### Input rows:
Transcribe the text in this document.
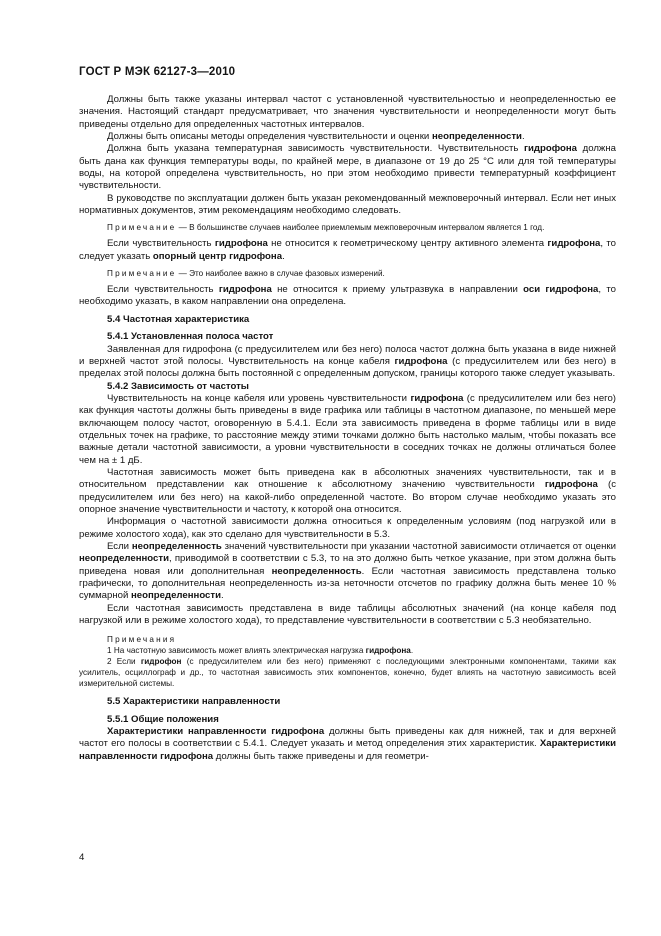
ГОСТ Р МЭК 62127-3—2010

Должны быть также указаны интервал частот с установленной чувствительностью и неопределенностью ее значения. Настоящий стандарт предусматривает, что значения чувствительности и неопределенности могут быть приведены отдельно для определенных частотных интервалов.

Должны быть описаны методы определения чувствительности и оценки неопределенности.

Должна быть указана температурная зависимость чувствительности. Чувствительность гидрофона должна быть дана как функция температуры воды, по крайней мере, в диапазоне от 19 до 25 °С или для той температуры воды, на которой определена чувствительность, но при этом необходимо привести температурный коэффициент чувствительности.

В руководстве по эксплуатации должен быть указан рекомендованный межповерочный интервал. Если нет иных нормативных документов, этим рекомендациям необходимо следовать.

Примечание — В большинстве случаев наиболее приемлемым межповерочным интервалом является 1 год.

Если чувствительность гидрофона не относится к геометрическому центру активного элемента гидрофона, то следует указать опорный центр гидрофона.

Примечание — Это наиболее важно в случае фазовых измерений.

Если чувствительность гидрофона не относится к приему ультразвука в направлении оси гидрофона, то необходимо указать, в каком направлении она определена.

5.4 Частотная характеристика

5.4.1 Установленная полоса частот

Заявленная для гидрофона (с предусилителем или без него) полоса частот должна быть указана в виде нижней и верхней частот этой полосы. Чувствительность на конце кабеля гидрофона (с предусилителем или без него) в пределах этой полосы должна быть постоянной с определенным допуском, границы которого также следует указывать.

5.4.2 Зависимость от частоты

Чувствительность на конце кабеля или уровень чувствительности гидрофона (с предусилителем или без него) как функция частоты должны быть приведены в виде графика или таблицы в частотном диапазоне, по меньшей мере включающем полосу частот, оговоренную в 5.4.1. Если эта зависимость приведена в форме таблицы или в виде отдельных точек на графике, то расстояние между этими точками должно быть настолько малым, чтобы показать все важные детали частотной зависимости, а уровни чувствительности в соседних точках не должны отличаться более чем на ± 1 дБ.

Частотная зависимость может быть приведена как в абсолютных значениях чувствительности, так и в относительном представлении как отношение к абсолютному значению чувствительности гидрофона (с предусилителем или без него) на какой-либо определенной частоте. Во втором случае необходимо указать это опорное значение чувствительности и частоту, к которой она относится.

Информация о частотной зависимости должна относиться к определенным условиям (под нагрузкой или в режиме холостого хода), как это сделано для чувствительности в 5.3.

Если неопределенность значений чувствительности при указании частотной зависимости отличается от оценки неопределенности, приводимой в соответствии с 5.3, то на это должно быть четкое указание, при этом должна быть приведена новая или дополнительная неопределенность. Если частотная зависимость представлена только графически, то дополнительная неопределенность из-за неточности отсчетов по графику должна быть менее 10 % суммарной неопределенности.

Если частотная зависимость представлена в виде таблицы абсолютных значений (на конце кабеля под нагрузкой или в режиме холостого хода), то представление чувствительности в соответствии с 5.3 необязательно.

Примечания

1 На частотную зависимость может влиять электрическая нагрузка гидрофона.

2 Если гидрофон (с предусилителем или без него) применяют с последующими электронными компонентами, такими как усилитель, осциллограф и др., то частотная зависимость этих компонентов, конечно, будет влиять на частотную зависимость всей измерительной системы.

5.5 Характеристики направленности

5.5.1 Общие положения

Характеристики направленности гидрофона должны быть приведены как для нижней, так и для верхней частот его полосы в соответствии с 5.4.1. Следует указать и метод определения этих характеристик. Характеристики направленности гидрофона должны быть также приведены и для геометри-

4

### What the exercise asks:
Pick out every line holding the string "виде" and return it.

### Full output:
Заявленная для гидрофона (с предусилителем или без него) полоса частот должна быть указана в виде нижней и верхней частот этой полосы. Чувствительность на конце кабеля гидрофона (с предусилителем или без него) в пределах этой полосы должна быть постоянной с определенным допуском, границы которого также следует указывать.
Чувствительность на конце кабеля или уровень чувствительности гидрофона (с предусилителем или без него) как функция частоты должны быть приведены в виде графика или таблицы в частотном диапазоне, по меньшей мере включающем полосу частот, оговоренную в 5.4.1. Если эта зависимость приведена в форме таблицы или в виде отдельных точек на графике, то расстояние между этими точками должно быть настолько малым, чтобы показать все важные детали частотной зависимости, а уровни чувствительности в соседних точках не должны отличаться более чем на ± 1 дБ.
Если частотная зависимость представлена в виде таблицы абсолютных значений (на конце кабеля под нагрузкой или в режиме холостого хода), то представление чувствительности в соответствии с 5.3 необязательно.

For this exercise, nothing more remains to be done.